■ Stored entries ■
+-------+

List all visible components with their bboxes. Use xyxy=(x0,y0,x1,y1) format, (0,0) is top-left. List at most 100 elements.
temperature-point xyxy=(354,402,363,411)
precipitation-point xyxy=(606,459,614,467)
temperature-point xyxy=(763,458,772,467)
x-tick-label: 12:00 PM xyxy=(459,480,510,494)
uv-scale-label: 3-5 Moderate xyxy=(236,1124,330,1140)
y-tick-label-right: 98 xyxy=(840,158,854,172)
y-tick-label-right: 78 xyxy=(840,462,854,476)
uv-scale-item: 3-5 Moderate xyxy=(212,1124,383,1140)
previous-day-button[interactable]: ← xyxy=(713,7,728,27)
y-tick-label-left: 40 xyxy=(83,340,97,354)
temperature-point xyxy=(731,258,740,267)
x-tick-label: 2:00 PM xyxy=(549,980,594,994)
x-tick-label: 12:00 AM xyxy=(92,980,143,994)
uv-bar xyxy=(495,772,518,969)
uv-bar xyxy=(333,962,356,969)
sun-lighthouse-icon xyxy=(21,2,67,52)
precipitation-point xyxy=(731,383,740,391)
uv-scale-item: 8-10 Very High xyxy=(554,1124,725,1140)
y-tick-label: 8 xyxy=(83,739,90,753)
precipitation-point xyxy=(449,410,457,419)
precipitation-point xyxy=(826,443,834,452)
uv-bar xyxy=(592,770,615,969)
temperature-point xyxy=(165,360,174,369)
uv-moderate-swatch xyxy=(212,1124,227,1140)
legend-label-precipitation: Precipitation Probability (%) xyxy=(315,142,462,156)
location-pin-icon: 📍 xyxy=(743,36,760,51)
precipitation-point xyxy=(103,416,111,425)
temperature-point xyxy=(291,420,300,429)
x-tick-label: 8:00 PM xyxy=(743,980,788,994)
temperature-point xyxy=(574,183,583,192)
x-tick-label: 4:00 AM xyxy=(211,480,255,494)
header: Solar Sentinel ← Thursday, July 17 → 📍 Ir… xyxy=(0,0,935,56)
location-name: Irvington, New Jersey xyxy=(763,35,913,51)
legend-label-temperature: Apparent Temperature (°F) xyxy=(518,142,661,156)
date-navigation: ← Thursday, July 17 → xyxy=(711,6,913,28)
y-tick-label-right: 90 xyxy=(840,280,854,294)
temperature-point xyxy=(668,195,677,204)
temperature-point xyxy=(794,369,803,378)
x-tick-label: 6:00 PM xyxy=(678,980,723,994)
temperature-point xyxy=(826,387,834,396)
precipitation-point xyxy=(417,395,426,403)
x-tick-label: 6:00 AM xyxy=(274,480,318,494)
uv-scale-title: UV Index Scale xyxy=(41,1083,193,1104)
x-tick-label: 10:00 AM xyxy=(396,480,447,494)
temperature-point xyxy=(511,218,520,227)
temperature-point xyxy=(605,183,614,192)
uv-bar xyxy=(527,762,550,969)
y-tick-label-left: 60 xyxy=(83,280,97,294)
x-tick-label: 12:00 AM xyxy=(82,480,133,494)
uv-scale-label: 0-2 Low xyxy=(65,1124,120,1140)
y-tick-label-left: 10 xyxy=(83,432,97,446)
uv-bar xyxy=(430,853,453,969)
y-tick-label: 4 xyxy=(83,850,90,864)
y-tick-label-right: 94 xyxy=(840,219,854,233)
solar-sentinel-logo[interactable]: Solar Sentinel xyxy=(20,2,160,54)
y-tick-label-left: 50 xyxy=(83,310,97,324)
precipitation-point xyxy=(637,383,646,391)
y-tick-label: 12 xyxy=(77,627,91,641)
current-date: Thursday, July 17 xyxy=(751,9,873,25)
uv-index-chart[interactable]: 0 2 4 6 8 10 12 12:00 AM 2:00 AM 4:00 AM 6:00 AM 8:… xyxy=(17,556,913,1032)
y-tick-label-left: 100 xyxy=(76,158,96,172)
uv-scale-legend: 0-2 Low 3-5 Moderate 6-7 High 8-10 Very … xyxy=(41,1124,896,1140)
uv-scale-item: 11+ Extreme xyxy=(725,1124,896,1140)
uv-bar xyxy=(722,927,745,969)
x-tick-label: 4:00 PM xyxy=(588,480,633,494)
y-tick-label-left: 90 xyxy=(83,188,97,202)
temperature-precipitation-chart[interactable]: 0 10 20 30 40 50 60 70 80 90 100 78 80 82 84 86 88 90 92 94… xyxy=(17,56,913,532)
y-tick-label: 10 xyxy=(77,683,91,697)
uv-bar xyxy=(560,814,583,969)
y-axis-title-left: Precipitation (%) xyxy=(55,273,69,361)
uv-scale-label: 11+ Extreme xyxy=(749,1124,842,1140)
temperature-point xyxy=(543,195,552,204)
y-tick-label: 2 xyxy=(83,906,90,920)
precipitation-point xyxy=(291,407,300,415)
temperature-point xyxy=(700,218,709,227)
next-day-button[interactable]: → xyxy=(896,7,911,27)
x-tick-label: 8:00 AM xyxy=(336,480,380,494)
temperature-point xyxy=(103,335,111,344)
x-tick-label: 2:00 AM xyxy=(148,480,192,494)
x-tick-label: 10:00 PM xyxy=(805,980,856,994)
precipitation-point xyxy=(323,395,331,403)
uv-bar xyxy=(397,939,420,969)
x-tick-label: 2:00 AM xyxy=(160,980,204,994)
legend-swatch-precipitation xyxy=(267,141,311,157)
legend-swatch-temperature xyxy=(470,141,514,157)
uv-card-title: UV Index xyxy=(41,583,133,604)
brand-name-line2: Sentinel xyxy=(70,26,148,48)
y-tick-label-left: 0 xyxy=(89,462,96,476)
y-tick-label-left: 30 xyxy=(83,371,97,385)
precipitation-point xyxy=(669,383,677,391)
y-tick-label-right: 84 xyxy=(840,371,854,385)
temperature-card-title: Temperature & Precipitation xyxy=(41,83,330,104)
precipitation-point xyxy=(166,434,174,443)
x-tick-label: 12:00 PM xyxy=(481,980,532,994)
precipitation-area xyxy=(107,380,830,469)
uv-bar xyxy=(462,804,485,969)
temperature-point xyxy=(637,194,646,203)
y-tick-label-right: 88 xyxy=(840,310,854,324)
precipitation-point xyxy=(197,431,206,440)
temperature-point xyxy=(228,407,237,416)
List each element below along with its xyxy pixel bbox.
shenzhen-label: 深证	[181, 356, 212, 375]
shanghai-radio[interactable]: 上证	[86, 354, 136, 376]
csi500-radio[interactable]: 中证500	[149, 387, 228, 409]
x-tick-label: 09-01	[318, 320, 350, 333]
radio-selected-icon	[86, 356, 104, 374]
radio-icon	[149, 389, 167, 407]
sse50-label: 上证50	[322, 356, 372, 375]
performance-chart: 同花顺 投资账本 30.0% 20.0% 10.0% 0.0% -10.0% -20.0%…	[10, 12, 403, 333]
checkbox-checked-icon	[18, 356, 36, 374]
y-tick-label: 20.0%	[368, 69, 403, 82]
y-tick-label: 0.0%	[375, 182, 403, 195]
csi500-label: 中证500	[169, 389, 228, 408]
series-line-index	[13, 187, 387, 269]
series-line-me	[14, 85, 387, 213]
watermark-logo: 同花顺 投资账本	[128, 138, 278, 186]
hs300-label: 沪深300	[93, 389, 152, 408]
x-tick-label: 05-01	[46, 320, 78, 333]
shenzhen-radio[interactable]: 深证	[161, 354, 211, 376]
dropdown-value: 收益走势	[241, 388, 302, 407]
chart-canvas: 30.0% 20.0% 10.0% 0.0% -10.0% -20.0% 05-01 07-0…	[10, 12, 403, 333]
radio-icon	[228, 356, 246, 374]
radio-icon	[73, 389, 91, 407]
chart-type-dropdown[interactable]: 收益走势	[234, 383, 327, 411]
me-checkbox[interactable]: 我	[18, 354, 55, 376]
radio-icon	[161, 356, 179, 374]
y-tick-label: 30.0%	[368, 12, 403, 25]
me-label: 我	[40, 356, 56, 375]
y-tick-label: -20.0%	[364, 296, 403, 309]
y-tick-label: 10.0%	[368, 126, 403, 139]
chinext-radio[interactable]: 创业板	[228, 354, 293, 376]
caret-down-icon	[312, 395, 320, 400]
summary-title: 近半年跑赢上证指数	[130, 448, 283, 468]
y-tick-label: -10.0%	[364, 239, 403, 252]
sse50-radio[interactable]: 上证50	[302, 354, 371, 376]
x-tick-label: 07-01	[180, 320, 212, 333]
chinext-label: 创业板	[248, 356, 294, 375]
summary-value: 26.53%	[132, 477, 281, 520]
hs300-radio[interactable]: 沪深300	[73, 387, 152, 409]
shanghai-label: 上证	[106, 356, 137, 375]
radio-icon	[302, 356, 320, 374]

+-------+

■ SHORT EXERCISE ■
Copy the entries verbatim, starting at the first line and ending at the line that contains "uv-scale-label: 3-5 Moderate".

■ ANSWER FOR THIS EXERCISE ■
List all visible components with their bboxes. Use xyxy=(x0,y0,x1,y1) format, (0,0) is top-left. List at most 100 elements.
temperature-point xyxy=(354,402,363,411)
precipitation-point xyxy=(606,459,614,467)
temperature-point xyxy=(763,458,772,467)
x-tick-label: 12:00 PM xyxy=(459,480,510,494)
uv-scale-label: 3-5 Moderate xyxy=(236,1124,330,1140)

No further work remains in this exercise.